*AIM OF THE EXERCISE*. Copy out every record below exactly as written, but leave out any pictures.

*EXTRACTED DATA*.
★ ★ ★ ★ ★
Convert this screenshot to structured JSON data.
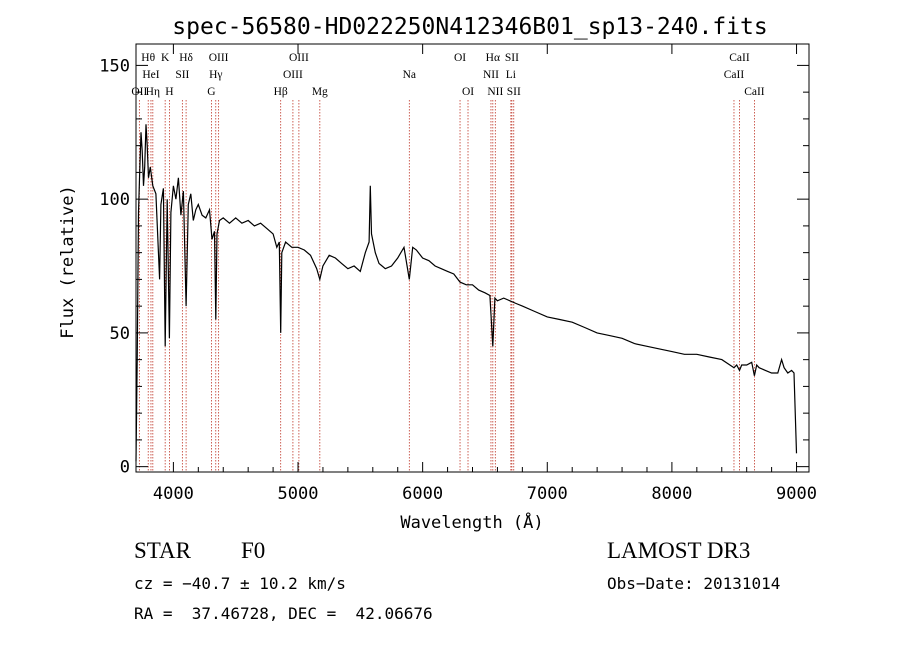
{
  "chart_data": {
    "type": "line",
    "title": "spec-56580-HD022250N412346B01_sp13-240.fits",
    "xlabel": "Wavelength (Å)",
    "ylabel": "Flux (relative)",
    "xlim": [
      3700,
      9100
    ],
    "ylim": [
      -2,
      158
    ],
    "xticks": [
      4000,
      5000,
      6000,
      7000,
      8000,
      9000
    ],
    "yticks": [
      0,
      50,
      100,
      150
    ],
    "grid": false,
    "series": [
      {
        "name": "flux",
        "x": [
          3700,
          3710,
          3720,
          3730,
          3740,
          3750,
          3760,
          3770,
          3780,
          3790,
          3800,
          3815,
          3835,
          3860,
          3889,
          3900,
          3920,
          3934,
          3950,
          3968,
          3980,
          4000,
          4020,
          4040,
          4060,
          4080,
          4102,
          4120,
          4140,
          4160,
          4180,
          4200,
          4230,
          4260,
          4290,
          4310,
          4330,
          4340,
          4350,
          4370,
          4400,
          4450,
          4500,
          4550,
          4600,
          4650,
          4700,
          4750,
          4800,
          4830,
          4850,
          4861,
          4870,
          4900,
          4950,
          5000,
          5050,
          5100,
          5150,
          5175,
          5200,
          5250,
          5300,
          5350,
          5400,
          5450,
          5500,
          5540,
          5570,
          5580,
          5590,
          5620,
          5650,
          5700,
          5750,
          5800,
          5850,
          5893,
          5920,
          5950,
          6000,
          6050,
          6100,
          6150,
          6200,
          6250,
          6300,
          6350,
          6400,
          6450,
          6500,
          6540,
          6563,
          6580,
          6600,
          6650,
          6700,
          6750,
          6800,
          6900,
          7000,
          7100,
          7200,
          7300,
          7400,
          7500,
          7600,
          7700,
          7800,
          7900,
          8000,
          8100,
          8200,
          8300,
          8400,
          8498,
          8520,
          8542,
          8560,
          8600,
          8640,
          8662,
          8680,
          8700,
          8750,
          8800,
          8850,
          8880,
          8900,
          8930,
          8960,
          8980,
          9000
        ],
        "values": [
          2,
          40,
          95,
          110,
          125,
          118,
          105,
          112,
          128,
          120,
          108,
          112,
          105,
          102,
          70,
          98,
          104,
          45,
          100,
          48,
          95,
          105,
          100,
          108,
          94,
          103,
          60,
          98,
          102,
          92,
          96,
          98,
          94,
          93,
          96,
          85,
          88,
          55,
          87,
          92,
          93,
          91,
          93,
          91,
          92,
          90,
          91,
          89,
          87,
          82,
          84,
          50,
          80,
          84,
          82,
          82,
          81,
          79,
          74,
          70,
          75,
          79,
          78,
          76,
          74,
          75,
          73,
          80,
          84,
          105,
          87,
          80,
          76,
          74,
          75,
          78,
          82,
          70,
          82,
          81,
          78,
          77,
          75,
          74,
          73,
          72,
          69,
          68,
          68,
          66,
          65,
          64,
          45,
          63,
          62,
          63,
          62,
          61,
          60,
          58,
          56,
          55,
          54,
          52,
          50,
          49,
          48,
          46,
          45,
          44,
          43,
          42,
          42,
          41,
          40,
          37,
          38,
          36,
          38,
          38,
          39,
          34,
          38,
          37,
          36,
          35,
          35,
          40,
          37,
          35,
          36,
          35,
          5
        ]
      }
    ],
    "spectral_lines": [
      {
        "label": "OII",
        "wavelength": 3727,
        "row": 3
      },
      {
        "label": "Hθ",
        "wavelength": 3798,
        "row": 1
      },
      {
        "label": "HeI",
        "wavelength": 3820,
        "row": 2
      },
      {
        "label": "Hη",
        "wavelength": 3835,
        "row": 3
      },
      {
        "label": "SII",
        "wavelength": 4072,
        "row": 2
      },
      {
        "label": "K",
        "wavelength": 3934,
        "row": 1
      },
      {
        "label": "H",
        "wavelength": 3968,
        "row": 3
      },
      {
        "label": "Hδ",
        "wavelength": 4102,
        "row": 1
      },
      {
        "label": "OIII",
        "wavelength": 4363,
        "row": 1
      },
      {
        "label": "Hγ",
        "wavelength": 4340,
        "row": 2
      },
      {
        "label": "G",
        "wavelength": 4305,
        "row": 3
      },
      {
        "label": "Hβ",
        "wavelength": 4861,
        "row": 3
      },
      {
        "label": "OIII",
        "wavelength": 5007,
        "row": 1
      },
      {
        "label": "OIII",
        "wavelength": 4959,
        "row": 2
      },
      {
        "label": "Mg",
        "wavelength": 5175,
        "row": 3
      },
      {
        "label": "Na",
        "wavelength": 5893,
        "row": 2
      },
      {
        "label": "OI",
        "wavelength": 6300,
        "row": 1
      },
      {
        "label": "OI",
        "wavelength": 6364,
        "row": 3
      },
      {
        "label": "Hα",
        "wavelength": 6563,
        "row": 1
      },
      {
        "label": "NII",
        "wavelength": 6548,
        "row": 2
      },
      {
        "label": "NII",
        "wavelength": 6583,
        "row": 3
      },
      {
        "label": "SII",
        "wavelength": 6716,
        "row": 1
      },
      {
        "label": "Li",
        "wavelength": 6708,
        "row": 2
      },
      {
        "label": "SII",
        "wavelength": 6731,
        "row": 3
      },
      {
        "label": "CaII",
        "wavelength": 8542,
        "row": 1
      },
      {
        "label": "CaII",
        "wavelength": 8498,
        "row": 2
      },
      {
        "label": "CaII",
        "wavelength": 8662,
        "row": 3
      }
    ],
    "annotations": {
      "object_class": "STAR",
      "subclass": "F0",
      "redshift": "cz = −40.7 ± 10.2 km/s",
      "coordinates": "RA =  37.46728, DEC =  42.06676",
      "survey": "LAMOST DR3",
      "obs_date": "Obs−Date: 20131014"
    }
  }
}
★ ★ ★ ★ ★
*RESULT*.
Convert this screenshot to structured JSON data.
{
  "chart_data": {
    "type": "line",
    "title": "spec-56580-HD022250N412346B01_sp13-240.fits",
    "xlabel": "Wavelength (Å)",
    "ylabel": "Flux (relative)",
    "xlim": [
      3700,
      9100
    ],
    "ylim": [
      -2,
      158
    ],
    "xticks": [
      4000,
      5000,
      6000,
      7000,
      8000,
      9000
    ],
    "yticks": [
      0,
      50,
      100,
      150
    ],
    "grid": false,
    "series": [
      {
        "name": "flux",
        "x": [
          3700,
          3710,
          3720,
          3730,
          3740,
          3750,
          3760,
          3770,
          3780,
          3790,
          3800,
          3815,
          3835,
          3860,
          3889,
          3900,
          3920,
          3934,
          3950,
          3968,
          3980,
          4000,
          4020,
          4040,
          4060,
          4080,
          4102,
          4120,
          4140,
          4160,
          4180,
          4200,
          4230,
          4260,
          4290,
          4310,
          4330,
          4340,
          4350,
          4370,
          4400,
          4450,
          4500,
          4550,
          4600,
          4650,
          4700,
          4750,
          4800,
          4830,
          4850,
          4861,
          4870,
          4900,
          4950,
          5000,
          5050,
          5100,
          5150,
          5175,
          5200,
          5250,
          5300,
          5350,
          5400,
          5450,
          5500,
          5540,
          5570,
          5580,
          5590,
          5620,
          5650,
          5700,
          5750,
          5800,
          5850,
          5893,
          5920,
          5950,
          6000,
          6050,
          6100,
          6150,
          6200,
          6250,
          6300,
          6350,
          6400,
          6450,
          6500,
          6540,
          6563,
          6580,
          6600,
          6650,
          6700,
          6750,
          6800,
          6900,
          7000,
          7100,
          7200,
          7300,
          7400,
          7500,
          7600,
          7700,
          7800,
          7900,
          8000,
          8100,
          8200,
          8300,
          8400,
          8498,
          8520,
          8542,
          8560,
          8600,
          8640,
          8662,
          8680,
          8700,
          8750,
          8800,
          8850,
          8880,
          8900,
          8930,
          8960,
          8980,
          9000
        ],
        "values": [
          2,
          40,
          95,
          110,
          125,
          118,
          105,
          112,
          128,
          120,
          108,
          112,
          105,
          102,
          70,
          98,
          104,
          45,
          100,
          48,
          95,
          105,
          100,
          108,
          94,
          103,
          60,
          98,
          102,
          92,
          96,
          98,
          94,
          93,
          96,
          85,
          88,
          55,
          87,
          92,
          93,
          91,
          93,
          91,
          92,
          90,
          91,
          89,
          87,
          82,
          84,
          50,
          80,
          84,
          82,
          82,
          81,
          79,
          74,
          70,
          75,
          79,
          78,
          76,
          74,
          75,
          73,
          80,
          84,
          105,
          87,
          80,
          76,
          74,
          75,
          78,
          82,
          70,
          82,
          81,
          78,
          77,
          75,
          74,
          73,
          72,
          69,
          68,
          68,
          66,
          65,
          64,
          45,
          63,
          62,
          63,
          62,
          61,
          60,
          58,
          56,
          55,
          54,
          52,
          50,
          49,
          48,
          46,
          45,
          44,
          43,
          42,
          42,
          41,
          40,
          37,
          38,
          36,
          38,
          38,
          39,
          34,
          38,
          37,
          36,
          35,
          35,
          40,
          37,
          35,
          36,
          35,
          5
        ]
      }
    ],
    "spectral_lines": [
      {
        "label": "OII",
        "wavelength": 3727,
        "row": 3
      },
      {
        "label": "Hθ",
        "wavelength": 3798,
        "row": 1
      },
      {
        "label": "HeI",
        "wavelength": 3820,
        "row": 2
      },
      {
        "label": "Hη",
        "wavelength": 3835,
        "row": 3
      },
      {
        "label": "SII",
        "wavelength": 4072,
        "row": 2
      },
      {
        "label": "K",
        "wavelength": 3934,
        "row": 1
      },
      {
        "label": "H",
        "wavelength": 3968,
        "row": 3
      },
      {
        "label": "Hδ",
        "wavelength": 4102,
        "row": 1
      },
      {
        "label": "OIII",
        "wavelength": 4363,
        "row": 1
      },
      {
        "label": "Hγ",
        "wavelength": 4340,
        "row": 2
      },
      {
        "label": "G",
        "wavelength": 4305,
        "row": 3
      },
      {
        "label": "Hβ",
        "wavelength": 4861,
        "row": 3
      },
      {
        "label": "OIII",
        "wavelength": 5007,
        "row": 1
      },
      {
        "label": "OIII",
        "wavelength": 4959,
        "row": 2
      },
      {
        "label": "Mg",
        "wavelength": 5175,
        "row": 3
      },
      {
        "label": "Na",
        "wavelength": 5893,
        "row": 2
      },
      {
        "label": "OI",
        "wavelength": 6300,
        "row": 1
      },
      {
        "label": "OI",
        "wavelength": 6364,
        "row": 3
      },
      {
        "label": "Hα",
        "wavelength": 6563,
        "row": 1
      },
      {
        "label": "NII",
        "wavelength": 6548,
        "row": 2
      },
      {
        "label": "NII",
        "wavelength": 6583,
        "row": 3
      },
      {
        "label": "SII",
        "wavelength": 6716,
        "row": 1
      },
      {
        "label": "Li",
        "wavelength": 6708,
        "row": 2
      },
      {
        "label": "SII",
        "wavelength": 6731,
        "row": 3
      },
      {
        "label": "CaII",
        "wavelength": 8542,
        "row": 1
      },
      {
        "label": "CaII",
        "wavelength": 8498,
        "row": 2
      },
      {
        "label": "CaII",
        "wavelength": 8662,
        "row": 3
      }
    ],
    "annotations": {
      "object_class": "STAR",
      "subclass": "F0",
      "redshift": "cz = −40.7 ± 10.2 km/s",
      "coordinates": "RA =  37.46728, DEC =  42.06676",
      "survey": "LAMOST DR3",
      "obs_date": "Obs−Date: 20131014"
    }
  }
}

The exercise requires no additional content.